Given task:
Retype every line of the listing below character for character, keeping each item name, text, and set of box coordinates unchanged.

Listings of layout items with their boxes:
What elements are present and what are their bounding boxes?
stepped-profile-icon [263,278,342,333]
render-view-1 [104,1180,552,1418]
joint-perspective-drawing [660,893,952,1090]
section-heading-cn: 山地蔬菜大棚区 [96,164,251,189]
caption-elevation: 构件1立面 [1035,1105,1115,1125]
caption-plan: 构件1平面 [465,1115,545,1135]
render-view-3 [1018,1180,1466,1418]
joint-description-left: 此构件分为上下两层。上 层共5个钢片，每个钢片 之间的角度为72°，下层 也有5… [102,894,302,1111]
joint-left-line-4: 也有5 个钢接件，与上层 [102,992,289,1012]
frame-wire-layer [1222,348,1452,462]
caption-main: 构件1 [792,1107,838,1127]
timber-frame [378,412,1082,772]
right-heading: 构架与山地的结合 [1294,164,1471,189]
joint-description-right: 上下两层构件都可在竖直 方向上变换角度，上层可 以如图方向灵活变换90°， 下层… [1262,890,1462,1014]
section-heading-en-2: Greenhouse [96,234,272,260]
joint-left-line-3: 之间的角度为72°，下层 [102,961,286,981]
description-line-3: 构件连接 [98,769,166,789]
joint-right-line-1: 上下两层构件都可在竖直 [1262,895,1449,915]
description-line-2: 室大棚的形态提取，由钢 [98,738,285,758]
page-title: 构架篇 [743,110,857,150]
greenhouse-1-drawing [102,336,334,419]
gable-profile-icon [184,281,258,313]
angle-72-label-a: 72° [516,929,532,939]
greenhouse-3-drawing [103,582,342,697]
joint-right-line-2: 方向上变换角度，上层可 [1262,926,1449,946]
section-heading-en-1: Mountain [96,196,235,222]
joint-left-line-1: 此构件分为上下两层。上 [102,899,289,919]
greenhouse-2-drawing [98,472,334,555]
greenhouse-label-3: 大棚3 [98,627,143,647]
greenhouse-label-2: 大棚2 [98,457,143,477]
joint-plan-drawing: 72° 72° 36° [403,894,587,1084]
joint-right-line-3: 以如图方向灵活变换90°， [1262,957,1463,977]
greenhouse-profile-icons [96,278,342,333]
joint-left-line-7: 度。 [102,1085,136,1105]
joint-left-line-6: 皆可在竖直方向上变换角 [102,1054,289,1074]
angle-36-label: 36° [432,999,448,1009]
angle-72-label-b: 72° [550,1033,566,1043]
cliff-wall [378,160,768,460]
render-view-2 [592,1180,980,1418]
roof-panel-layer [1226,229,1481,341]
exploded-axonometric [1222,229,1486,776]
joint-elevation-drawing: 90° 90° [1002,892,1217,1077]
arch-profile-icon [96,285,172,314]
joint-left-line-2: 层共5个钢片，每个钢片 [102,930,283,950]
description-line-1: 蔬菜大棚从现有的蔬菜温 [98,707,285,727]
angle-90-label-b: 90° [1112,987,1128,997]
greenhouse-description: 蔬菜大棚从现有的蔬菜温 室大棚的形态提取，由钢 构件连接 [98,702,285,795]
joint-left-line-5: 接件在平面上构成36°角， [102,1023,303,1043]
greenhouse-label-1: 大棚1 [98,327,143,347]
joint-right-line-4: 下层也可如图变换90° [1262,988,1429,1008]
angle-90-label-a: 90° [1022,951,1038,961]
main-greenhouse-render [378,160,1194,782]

Finished task:
What elements are present and what are their bounding boxes?
stepped-profile-icon [263,278,342,333]
render-view-1 [104,1180,552,1418]
joint-perspective-drawing [660,893,952,1090]
section-heading-cn: 山地蔬菜大棚区 [96,164,251,189]
caption-elevation: 构件1立面 [1035,1105,1115,1125]
caption-plan: 构件1平面 [465,1115,545,1135]
render-view-3 [1018,1180,1466,1418]
joint-description-left: 此构件分为上下两层。上 层共5个钢片，每个钢片 之间的角度为72°，下层 也有5… [102,894,302,1111]
joint-left-line-4: 也有5 个钢接件，与上层 [102,992,289,1012]
frame-wire-layer [1222,348,1452,462]
caption-main: 构件1 [792,1107,838,1127]
timber-frame [378,412,1082,772]
right-heading: 构架与山地的结合 [1294,164,1471,189]
joint-description-right: 上下两层构件都可在竖直 方向上变换角度，上层可 以如图方向灵活变换90°， 下层… [1262,890,1462,1014]
section-heading-en-2: Greenhouse [96,234,272,260]
joint-left-line-3: 之间的角度为72°，下层 [102,961,286,981]
description-line-3: 构件连接 [98,769,166,789]
joint-right-line-1: 上下两层构件都可在竖直 [1262,895,1449,915]
description-line-2: 室大棚的形态提取，由钢 [98,738,285,758]
page-title: 构架篇 [743,110,857,150]
greenhouse-1-drawing [102,336,334,419]
gable-profile-icon [184,281,258,313]
angle-72-label-a: 72° [516,929,532,939]
greenhouse-3-drawing [103,582,342,697]
joint-right-line-2: 方向上变换角度，上层可 [1262,926,1449,946]
section-heading-en-1: Mountain [96,196,235,222]
joint-left-line-1: 此构件分为上下两层。上 [102,899,289,919]
greenhouse-2-drawing [98,472,334,555]
greenhouse-label-3: 大棚3 [98,627,143,647]
greenhouse-label-2: 大棚2 [98,457,143,477]
joint-plan-drawing: 72° 72° 36° [403,894,587,1084]
joint-right-line-3: 以如图方向灵活变换90°， [1262,957,1463,977]
greenhouse-profile-icons [96,278,342,333]
joint-left-line-7: 度。 [102,1085,136,1105]
joint-left-line-6: 皆可在竖直方向上变换角 [102,1054,289,1074]
angle-36-label: 36° [432,999,448,1009]
angle-72-label-b: 72° [550,1033,566,1043]
cliff-wall [378,160,768,460]
render-view-2 [592,1180,980,1418]
roof-panel-layer [1226,229,1481,341]
exploded-axonometric [1222,229,1486,776]
joint-elevation-drawing: 90° 90° [1002,892,1217,1077]
arch-profile-icon [96,285,172,314]
joint-left-line-2: 层共5个钢片，每个钢片 [102,930,283,950]
description-line-1: 蔬菜大棚从现有的蔬菜温 [98,707,285,727]
angle-90-label-b: 90° [1112,987,1128,997]
greenhouse-description: 蔬菜大棚从现有的蔬菜温 室大棚的形态提取，由钢 构件连接 [98,702,285,795]
joint-left-line-5: 接件在平面上构成36°角， [102,1023,303,1043]
greenhouse-label-1: 大棚1 [98,327,143,347]
joint-right-line-4: 下层也可如图变换90° [1262,988,1429,1008]
angle-90-label-a: 90° [1022,951,1038,961]
main-greenhouse-render [378,160,1194,782]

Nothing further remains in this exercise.